### Supplied material
_ _ _ _ _

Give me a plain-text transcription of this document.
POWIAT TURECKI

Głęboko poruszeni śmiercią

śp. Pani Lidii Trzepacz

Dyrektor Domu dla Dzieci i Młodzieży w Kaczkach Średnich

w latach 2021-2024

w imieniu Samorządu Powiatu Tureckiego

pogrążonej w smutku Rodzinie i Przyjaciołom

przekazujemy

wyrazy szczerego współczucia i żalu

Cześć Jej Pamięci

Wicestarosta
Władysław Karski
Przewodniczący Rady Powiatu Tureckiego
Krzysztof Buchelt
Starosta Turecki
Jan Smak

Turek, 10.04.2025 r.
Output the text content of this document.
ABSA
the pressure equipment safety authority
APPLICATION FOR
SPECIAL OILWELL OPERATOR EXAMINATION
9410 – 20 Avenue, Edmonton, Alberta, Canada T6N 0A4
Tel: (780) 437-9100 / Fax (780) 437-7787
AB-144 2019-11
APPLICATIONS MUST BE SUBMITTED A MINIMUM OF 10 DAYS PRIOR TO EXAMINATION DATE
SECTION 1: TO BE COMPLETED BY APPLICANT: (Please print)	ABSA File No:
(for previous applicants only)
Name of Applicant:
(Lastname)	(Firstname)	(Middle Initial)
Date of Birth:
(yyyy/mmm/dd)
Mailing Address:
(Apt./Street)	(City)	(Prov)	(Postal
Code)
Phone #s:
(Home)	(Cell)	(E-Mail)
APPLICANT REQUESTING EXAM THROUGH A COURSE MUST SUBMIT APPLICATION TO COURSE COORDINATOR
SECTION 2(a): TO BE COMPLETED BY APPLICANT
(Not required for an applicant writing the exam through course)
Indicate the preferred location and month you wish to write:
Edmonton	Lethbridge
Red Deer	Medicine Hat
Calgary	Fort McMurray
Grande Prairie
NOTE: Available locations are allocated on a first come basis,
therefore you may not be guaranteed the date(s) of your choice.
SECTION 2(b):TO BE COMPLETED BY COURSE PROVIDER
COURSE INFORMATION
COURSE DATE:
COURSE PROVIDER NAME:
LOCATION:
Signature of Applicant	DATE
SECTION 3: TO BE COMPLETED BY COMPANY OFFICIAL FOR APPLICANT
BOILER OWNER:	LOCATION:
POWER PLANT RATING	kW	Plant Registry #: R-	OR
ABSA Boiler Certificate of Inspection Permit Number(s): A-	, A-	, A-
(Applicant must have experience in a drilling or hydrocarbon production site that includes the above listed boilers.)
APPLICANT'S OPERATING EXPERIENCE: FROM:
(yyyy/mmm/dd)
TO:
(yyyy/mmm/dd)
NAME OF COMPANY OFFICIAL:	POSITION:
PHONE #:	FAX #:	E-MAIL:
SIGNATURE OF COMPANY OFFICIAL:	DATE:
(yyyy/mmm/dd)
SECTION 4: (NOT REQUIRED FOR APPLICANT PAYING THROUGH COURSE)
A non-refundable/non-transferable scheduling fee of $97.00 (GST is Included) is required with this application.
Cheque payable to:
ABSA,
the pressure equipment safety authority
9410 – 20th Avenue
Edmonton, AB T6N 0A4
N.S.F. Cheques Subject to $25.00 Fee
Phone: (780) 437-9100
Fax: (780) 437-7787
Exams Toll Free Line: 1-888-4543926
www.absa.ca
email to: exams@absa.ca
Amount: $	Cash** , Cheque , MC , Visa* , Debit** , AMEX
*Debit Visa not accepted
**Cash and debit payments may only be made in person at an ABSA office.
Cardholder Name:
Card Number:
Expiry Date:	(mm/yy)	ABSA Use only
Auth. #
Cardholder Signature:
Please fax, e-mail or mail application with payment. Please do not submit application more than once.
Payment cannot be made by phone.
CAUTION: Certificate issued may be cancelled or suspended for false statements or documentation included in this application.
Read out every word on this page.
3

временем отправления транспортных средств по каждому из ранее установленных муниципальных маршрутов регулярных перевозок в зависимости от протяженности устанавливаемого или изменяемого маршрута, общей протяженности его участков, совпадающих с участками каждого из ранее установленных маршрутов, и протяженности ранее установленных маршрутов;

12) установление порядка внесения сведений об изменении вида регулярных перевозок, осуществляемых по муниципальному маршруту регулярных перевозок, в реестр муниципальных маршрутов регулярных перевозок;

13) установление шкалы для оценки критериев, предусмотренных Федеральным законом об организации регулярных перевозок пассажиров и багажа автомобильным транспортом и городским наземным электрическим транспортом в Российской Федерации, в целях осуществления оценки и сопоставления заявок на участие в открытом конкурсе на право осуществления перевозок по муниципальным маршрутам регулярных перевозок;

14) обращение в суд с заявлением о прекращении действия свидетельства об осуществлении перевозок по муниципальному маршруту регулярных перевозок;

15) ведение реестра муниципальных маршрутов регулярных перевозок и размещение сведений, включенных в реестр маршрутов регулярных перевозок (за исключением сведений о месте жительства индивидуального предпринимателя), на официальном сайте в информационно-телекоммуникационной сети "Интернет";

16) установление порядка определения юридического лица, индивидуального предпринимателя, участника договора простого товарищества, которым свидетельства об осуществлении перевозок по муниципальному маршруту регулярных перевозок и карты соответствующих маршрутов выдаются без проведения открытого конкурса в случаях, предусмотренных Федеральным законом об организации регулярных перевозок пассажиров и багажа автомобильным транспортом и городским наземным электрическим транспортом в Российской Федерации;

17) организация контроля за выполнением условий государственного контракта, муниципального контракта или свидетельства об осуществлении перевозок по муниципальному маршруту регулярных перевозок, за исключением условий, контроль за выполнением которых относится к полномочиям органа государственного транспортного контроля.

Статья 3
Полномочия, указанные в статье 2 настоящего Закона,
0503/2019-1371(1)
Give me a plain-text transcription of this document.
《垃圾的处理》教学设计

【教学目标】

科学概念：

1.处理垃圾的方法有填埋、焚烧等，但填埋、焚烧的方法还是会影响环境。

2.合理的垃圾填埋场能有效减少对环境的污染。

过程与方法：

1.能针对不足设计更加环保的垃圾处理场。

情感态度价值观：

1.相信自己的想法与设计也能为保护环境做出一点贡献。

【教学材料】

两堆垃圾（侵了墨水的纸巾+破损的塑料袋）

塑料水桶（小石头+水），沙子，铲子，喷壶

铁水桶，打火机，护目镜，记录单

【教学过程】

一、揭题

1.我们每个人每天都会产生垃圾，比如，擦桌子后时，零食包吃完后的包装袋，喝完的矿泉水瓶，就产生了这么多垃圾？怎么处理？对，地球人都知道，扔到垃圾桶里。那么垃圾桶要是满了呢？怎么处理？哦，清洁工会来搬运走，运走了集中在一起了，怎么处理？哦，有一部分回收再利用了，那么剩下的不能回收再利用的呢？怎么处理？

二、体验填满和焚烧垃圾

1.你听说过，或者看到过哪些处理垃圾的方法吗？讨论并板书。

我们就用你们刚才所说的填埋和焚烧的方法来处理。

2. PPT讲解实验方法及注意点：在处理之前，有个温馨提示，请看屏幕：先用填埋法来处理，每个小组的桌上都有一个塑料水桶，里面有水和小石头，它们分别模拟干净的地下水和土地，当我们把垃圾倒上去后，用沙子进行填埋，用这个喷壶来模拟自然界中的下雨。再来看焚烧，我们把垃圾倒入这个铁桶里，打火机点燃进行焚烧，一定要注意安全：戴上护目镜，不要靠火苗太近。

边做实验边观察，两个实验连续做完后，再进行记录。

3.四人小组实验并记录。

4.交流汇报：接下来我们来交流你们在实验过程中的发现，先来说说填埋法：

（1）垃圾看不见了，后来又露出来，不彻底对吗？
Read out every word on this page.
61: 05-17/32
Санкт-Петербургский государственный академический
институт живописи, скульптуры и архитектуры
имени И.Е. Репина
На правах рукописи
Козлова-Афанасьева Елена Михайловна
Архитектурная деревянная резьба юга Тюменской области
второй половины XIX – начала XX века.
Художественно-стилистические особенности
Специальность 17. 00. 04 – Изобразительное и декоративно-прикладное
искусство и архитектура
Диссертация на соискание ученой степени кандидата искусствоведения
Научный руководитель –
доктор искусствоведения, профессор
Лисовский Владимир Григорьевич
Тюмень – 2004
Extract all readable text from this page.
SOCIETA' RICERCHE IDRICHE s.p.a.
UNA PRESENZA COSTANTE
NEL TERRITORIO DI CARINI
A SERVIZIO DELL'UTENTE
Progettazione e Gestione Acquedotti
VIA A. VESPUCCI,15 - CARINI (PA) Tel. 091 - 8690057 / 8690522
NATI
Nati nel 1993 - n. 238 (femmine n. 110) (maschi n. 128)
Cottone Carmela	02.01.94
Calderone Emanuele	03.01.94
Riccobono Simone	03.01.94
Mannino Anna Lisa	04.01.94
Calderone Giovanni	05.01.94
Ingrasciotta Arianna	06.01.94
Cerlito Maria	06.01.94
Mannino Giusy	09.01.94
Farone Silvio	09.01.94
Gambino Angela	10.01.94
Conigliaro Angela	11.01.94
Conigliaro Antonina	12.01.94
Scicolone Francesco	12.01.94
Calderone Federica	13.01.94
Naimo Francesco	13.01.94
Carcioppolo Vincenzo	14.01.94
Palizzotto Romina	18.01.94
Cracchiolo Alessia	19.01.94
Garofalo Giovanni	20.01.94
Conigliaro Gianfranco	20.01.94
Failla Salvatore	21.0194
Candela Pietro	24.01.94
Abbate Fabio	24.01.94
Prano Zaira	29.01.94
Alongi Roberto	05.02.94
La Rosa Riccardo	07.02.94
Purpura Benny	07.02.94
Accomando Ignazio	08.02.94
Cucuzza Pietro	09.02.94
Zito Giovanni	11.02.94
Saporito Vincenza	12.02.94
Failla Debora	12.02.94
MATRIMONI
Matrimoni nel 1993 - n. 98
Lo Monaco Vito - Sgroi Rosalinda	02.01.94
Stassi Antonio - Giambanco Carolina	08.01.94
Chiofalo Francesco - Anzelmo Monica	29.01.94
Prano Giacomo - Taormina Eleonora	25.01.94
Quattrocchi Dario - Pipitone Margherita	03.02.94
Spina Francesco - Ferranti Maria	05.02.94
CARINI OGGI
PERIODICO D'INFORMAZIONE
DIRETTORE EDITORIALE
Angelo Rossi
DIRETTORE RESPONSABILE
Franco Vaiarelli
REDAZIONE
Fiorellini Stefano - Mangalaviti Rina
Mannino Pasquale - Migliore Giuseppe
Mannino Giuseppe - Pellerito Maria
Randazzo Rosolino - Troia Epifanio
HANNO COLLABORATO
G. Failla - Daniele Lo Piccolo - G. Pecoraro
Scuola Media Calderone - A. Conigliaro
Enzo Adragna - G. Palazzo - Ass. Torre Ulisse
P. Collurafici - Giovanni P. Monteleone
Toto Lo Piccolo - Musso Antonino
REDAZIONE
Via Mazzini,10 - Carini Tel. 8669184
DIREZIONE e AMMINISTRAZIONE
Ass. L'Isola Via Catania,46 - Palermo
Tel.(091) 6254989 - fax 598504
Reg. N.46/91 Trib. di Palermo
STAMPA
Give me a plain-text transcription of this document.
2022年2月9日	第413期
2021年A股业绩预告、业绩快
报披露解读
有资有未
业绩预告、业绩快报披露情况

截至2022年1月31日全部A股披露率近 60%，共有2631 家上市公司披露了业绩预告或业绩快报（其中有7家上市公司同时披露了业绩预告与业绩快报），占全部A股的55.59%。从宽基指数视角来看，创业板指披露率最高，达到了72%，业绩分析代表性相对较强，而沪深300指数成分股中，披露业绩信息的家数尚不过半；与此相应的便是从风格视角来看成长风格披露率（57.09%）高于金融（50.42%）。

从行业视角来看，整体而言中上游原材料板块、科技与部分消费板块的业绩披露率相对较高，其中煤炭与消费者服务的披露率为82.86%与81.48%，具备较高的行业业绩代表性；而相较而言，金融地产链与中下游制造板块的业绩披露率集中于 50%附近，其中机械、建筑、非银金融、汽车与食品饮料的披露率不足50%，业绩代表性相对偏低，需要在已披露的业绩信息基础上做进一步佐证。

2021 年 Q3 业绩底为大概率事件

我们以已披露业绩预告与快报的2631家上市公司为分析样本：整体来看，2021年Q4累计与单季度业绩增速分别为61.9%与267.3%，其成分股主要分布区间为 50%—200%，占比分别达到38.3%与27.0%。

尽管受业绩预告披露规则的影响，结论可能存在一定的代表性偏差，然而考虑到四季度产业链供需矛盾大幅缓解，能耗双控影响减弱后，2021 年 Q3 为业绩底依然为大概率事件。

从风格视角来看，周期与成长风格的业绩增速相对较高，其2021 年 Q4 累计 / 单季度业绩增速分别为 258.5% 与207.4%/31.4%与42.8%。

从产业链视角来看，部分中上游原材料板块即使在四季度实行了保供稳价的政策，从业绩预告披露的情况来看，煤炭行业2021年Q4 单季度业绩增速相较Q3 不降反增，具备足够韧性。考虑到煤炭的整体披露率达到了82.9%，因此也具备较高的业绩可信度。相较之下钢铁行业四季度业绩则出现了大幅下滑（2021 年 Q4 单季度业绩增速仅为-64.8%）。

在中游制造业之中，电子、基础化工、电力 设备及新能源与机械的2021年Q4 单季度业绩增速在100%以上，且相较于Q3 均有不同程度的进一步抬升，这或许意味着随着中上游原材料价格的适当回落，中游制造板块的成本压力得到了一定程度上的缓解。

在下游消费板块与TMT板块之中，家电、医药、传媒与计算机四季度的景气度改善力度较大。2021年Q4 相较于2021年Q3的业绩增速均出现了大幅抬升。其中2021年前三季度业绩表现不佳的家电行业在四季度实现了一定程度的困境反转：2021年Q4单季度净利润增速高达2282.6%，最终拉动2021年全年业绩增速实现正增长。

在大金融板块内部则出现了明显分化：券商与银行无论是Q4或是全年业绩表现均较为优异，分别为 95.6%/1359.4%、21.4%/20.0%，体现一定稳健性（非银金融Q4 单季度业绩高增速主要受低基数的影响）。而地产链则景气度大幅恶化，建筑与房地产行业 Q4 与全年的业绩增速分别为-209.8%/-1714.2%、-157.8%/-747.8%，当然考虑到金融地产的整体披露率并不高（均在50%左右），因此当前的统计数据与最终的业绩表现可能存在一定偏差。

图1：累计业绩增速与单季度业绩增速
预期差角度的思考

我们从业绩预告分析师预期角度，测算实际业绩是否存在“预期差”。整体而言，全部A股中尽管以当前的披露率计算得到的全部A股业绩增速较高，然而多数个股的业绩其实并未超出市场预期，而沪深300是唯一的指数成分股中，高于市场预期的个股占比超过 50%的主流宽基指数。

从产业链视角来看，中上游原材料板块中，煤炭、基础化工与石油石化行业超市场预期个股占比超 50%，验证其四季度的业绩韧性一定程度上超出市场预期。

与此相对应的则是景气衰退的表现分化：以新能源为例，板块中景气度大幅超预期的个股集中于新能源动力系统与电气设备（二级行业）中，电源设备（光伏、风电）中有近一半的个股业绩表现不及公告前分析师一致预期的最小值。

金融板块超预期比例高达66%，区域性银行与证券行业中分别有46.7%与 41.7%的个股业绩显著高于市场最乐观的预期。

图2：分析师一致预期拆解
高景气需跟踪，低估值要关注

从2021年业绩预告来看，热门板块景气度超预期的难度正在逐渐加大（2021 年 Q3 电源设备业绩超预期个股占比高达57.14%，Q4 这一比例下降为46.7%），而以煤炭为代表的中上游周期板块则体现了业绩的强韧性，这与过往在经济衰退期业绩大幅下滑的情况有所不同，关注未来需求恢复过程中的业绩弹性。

_ _ _ _ _

### What to work on
State the count of lines in the data holding the word "Maria", adding nothing to it.

### Result for this task
3